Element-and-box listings
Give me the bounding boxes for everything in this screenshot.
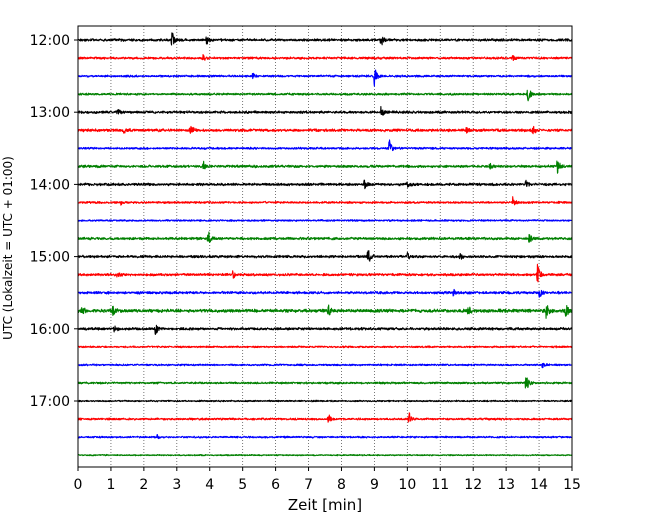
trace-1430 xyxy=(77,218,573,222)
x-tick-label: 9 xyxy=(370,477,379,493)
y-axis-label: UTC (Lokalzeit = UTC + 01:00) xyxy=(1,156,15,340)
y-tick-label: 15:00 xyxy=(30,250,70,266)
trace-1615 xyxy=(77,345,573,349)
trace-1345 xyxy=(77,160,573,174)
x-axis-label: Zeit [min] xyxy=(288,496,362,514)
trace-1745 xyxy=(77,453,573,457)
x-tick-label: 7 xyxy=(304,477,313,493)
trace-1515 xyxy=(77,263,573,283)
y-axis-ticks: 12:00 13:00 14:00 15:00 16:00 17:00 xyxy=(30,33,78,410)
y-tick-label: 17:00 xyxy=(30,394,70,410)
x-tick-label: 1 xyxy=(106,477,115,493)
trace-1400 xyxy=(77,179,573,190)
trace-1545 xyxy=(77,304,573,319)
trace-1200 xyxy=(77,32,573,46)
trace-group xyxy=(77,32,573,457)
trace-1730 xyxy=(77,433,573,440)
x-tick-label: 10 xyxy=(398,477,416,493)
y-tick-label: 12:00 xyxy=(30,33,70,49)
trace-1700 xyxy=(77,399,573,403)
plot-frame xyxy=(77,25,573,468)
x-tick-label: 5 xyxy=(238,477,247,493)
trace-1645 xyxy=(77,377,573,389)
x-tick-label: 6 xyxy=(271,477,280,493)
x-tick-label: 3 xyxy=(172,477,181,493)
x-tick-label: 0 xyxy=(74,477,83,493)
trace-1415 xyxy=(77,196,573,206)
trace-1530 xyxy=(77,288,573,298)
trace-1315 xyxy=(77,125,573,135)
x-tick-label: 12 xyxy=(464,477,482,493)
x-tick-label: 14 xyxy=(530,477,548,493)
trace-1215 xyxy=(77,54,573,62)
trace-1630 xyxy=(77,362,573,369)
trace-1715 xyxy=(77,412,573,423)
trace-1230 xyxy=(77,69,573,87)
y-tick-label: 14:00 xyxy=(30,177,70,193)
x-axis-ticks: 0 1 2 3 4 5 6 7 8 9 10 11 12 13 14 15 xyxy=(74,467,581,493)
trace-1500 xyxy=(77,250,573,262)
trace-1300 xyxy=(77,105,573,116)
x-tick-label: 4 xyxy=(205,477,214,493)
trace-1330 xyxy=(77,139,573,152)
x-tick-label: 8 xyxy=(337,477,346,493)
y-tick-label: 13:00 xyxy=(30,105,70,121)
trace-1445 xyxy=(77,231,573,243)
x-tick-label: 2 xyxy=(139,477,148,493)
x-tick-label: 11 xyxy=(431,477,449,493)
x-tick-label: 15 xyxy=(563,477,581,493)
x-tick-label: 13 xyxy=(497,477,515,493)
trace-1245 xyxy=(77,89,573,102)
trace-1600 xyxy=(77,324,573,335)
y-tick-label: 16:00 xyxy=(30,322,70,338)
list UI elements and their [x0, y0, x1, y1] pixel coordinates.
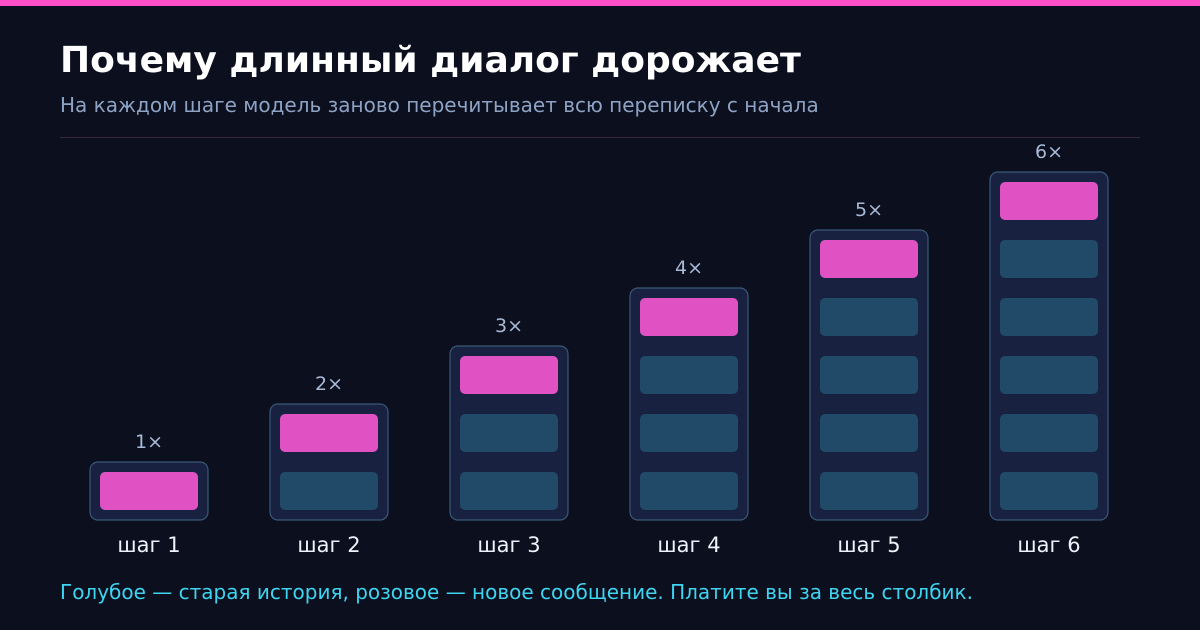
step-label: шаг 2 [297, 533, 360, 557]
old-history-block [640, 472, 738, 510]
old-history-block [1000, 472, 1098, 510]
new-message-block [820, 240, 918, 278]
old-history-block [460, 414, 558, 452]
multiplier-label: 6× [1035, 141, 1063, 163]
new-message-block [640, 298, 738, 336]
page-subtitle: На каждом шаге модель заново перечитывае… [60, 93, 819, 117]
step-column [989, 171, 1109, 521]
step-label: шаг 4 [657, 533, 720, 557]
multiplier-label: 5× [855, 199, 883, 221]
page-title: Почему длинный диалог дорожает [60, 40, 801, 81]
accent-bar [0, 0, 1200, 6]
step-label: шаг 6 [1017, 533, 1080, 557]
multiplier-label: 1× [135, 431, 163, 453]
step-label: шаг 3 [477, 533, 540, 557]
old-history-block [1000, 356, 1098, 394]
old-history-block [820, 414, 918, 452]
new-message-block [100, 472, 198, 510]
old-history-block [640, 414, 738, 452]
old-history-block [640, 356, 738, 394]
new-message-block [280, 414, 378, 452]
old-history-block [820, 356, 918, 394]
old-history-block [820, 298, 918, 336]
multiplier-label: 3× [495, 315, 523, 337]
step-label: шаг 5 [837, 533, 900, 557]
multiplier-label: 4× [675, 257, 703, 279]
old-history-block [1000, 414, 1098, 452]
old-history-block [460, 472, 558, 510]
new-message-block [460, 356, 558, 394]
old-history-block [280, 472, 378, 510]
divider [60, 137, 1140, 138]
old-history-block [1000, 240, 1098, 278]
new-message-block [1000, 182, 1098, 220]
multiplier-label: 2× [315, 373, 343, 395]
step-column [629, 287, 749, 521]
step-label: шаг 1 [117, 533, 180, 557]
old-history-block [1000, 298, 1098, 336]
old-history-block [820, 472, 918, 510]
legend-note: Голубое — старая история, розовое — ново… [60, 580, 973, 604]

--

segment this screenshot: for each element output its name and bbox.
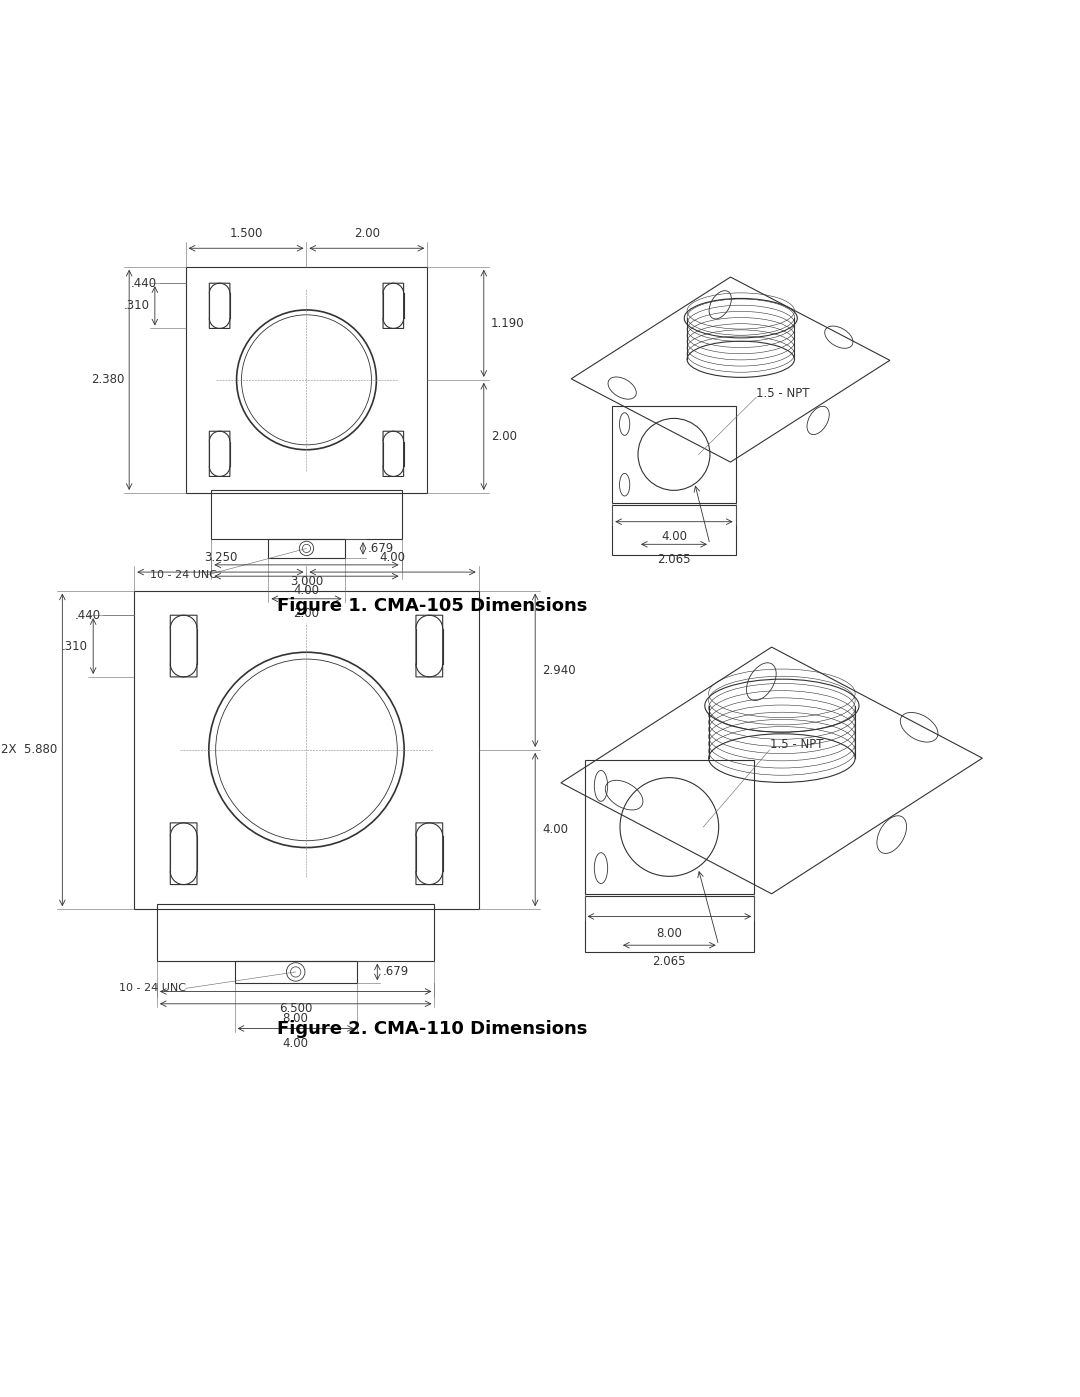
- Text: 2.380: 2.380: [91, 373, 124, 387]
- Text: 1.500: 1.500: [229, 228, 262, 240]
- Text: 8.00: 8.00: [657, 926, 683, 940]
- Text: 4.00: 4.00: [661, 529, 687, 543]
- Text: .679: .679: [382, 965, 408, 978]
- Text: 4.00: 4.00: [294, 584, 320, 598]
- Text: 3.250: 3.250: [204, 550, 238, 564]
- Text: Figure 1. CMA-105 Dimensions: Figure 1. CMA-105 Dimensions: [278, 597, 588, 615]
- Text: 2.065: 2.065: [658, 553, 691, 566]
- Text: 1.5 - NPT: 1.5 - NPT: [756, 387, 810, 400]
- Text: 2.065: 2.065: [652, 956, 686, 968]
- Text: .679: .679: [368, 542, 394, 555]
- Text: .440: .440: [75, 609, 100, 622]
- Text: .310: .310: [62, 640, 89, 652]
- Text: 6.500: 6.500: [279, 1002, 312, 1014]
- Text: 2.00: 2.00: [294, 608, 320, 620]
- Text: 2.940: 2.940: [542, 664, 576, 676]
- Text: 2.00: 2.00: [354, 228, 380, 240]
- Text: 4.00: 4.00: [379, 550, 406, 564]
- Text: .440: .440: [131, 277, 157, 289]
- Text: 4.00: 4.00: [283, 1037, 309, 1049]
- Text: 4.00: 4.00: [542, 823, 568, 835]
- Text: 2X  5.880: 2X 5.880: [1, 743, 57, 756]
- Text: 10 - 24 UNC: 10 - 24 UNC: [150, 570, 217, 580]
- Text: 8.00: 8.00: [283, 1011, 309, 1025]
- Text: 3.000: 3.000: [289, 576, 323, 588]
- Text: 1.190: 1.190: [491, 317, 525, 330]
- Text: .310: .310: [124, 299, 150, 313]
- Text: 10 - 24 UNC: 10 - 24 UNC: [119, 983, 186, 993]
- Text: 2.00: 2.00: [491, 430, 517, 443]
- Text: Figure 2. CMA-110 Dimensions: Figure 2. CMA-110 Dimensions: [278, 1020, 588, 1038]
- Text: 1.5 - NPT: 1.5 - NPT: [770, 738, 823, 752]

==

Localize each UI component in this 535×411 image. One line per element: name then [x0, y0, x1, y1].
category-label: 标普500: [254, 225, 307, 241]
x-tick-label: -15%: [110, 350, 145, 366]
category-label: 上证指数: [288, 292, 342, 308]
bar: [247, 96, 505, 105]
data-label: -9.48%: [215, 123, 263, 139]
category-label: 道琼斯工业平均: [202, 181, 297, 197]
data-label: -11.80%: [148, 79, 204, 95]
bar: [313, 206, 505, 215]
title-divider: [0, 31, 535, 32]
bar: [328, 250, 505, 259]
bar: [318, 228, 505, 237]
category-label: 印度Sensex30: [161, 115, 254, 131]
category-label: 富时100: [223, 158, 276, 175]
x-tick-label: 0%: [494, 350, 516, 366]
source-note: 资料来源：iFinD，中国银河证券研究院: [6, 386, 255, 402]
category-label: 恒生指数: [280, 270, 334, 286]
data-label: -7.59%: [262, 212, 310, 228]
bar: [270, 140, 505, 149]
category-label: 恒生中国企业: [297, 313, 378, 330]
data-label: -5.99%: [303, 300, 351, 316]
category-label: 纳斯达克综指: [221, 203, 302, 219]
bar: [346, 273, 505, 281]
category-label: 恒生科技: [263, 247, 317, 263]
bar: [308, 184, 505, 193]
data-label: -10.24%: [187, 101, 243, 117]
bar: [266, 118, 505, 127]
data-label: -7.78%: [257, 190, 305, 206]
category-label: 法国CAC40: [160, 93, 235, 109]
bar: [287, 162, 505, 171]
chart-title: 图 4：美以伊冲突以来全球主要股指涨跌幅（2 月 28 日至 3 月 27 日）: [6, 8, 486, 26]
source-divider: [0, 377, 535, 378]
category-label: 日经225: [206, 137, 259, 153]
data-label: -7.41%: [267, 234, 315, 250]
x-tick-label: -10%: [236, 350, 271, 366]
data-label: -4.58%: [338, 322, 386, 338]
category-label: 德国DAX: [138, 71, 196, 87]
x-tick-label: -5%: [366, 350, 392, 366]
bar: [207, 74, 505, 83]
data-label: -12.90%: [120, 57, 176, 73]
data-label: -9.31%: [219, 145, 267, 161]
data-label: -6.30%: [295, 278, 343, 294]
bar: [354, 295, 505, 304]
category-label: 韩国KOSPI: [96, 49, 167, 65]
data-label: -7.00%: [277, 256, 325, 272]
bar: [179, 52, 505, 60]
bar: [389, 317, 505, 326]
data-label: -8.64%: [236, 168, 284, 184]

TO DO: Turn the item lines starting at the line containing "step-label: шаг 2 [297, 533, 360, 557]" and ending at the line containing "old-history-block [1000, 356, 1098, 394]" into a Markdown table with the columns Row and Line, leaving out any blank lines.

SOLUTION TO THE EXERCISE:
| Row | Line |
|---|---|
| 1 | step-label: шаг 2 [297, 533, 360, 557] |
| 2 | old-history-block [640, 472, 738, 510] |
| 3 | old-history-block [1000, 472, 1098, 510] |
| 4 | new-message-block [820, 240, 918, 278] |
| 5 | old-history-block [460, 414, 558, 452] |
| 6 | multiplier-label: 6× [1035, 141, 1063, 163] |
| 7 | new-message-block [640, 298, 738, 336] |
| 8 | page-subtitle: На каждом шаге модель заново перечитывае… [60, 93, 819, 117] |
| 9 | step-column [989, 171, 1109, 521] |
| 10 | step-label: шаг 4 [657, 533, 720, 557] |
| 11 | multiplier-label: 5× [855, 199, 883, 221] |
| 12 | page-title: Почему длинный диалог дорожает [60, 40, 801, 81] |
| 13 | accent-bar [0, 0, 1200, 6] |
| 14 | step-label: шаг 6 [1017, 533, 1080, 557] |
| 15 | multiplier-label: 1× [135, 431, 163, 453] |
| 16 | step-label: шаг 3 [477, 533, 540, 557] |
| 17 | old-history-block [1000, 356, 1098, 394] |